------ Supplied records
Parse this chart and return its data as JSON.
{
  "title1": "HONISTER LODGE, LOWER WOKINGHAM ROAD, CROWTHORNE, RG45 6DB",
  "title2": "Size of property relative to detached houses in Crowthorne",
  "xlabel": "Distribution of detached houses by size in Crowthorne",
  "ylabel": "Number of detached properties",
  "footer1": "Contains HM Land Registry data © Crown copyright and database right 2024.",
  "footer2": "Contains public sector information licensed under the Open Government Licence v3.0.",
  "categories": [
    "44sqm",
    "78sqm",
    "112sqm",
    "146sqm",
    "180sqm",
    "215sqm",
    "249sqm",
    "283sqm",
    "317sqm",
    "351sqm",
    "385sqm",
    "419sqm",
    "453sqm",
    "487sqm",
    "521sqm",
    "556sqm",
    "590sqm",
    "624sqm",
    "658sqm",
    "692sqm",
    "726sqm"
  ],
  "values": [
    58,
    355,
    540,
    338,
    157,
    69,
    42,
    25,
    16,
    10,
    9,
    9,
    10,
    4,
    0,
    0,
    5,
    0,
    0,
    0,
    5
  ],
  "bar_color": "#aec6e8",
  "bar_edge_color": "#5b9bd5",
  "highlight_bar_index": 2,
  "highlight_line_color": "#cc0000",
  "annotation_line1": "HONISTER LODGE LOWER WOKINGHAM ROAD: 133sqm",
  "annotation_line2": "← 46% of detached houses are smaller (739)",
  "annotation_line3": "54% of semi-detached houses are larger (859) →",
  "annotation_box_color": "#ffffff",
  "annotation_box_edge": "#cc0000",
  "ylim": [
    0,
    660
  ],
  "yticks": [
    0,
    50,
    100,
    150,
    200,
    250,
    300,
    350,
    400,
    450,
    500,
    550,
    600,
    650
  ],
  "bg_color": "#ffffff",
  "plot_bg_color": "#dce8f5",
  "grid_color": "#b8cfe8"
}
------------
Write the material out again word for word.

§ Written solution:
Parse this chart and return its data as JSON.
{
  "title1": "HONISTER LODGE, LOWER WOKINGHAM ROAD, CROWTHORNE, RG45 6DB",
  "title2": "Size of property relative to detached houses in Crowthorne",
  "xlabel": "Distribution of detached houses by size in Crowthorne",
  "ylabel": "Number of detached properties",
  "footer1": "Contains HM Land Registry data © Crown copyright and database right 2024.",
  "footer2": "Contains public sector information licensed under the Open Government Licence v3.0.",
  "categories": [
    "44sqm",
    "78sqm",
    "112sqm",
    "146sqm",
    "180sqm",
    "215sqm",
    "249sqm",
    "283sqm",
    "317sqm",
    "351sqm",
    "385sqm",
    "419sqm",
    "453sqm",
    "487sqm",
    "521sqm",
    "556sqm",
    "590sqm",
    "624sqm",
    "658sqm",
    "692sqm",
    "726sqm"
  ],
  "values": [
    58,
    355,
    540,
    338,
    157,
    69,
    42,
    25,
    16,
    10,
    9,
    9,
    10,
    4,
    0,
    0,
    5,
    0,
    0,
    0,
    5
  ],
  "bar_color": "#aec6e8",
  "bar_edge_color": "#5b9bd5",
  "highlight_bar_index": 2,
  "highlight_line_color": "#cc0000",
  "annotation_line1": "HONISTER LODGE LOWER WOKINGHAM ROAD: 133sqm",
  "annotation_line2": "← 46% of detached houses are smaller (739)",
  "annotation_line3": "54% of semi-detached houses are larger (859) →",
  "annotation_box_color": "#ffffff",
  "annotation_box_edge": "#cc0000",
  "ylim": [
    0,
    660
  ],
  "yticks": [
    0,
    50,
    100,
    150,
    200,
    250,
    300,
    350,
    400,
    450,
    500,
    550,
    600,
    650
  ],
  "bg_color": "#ffffff",
  "plot_bg_color": "#dce8f5",
  "grid_color": "#b8cfe8"
}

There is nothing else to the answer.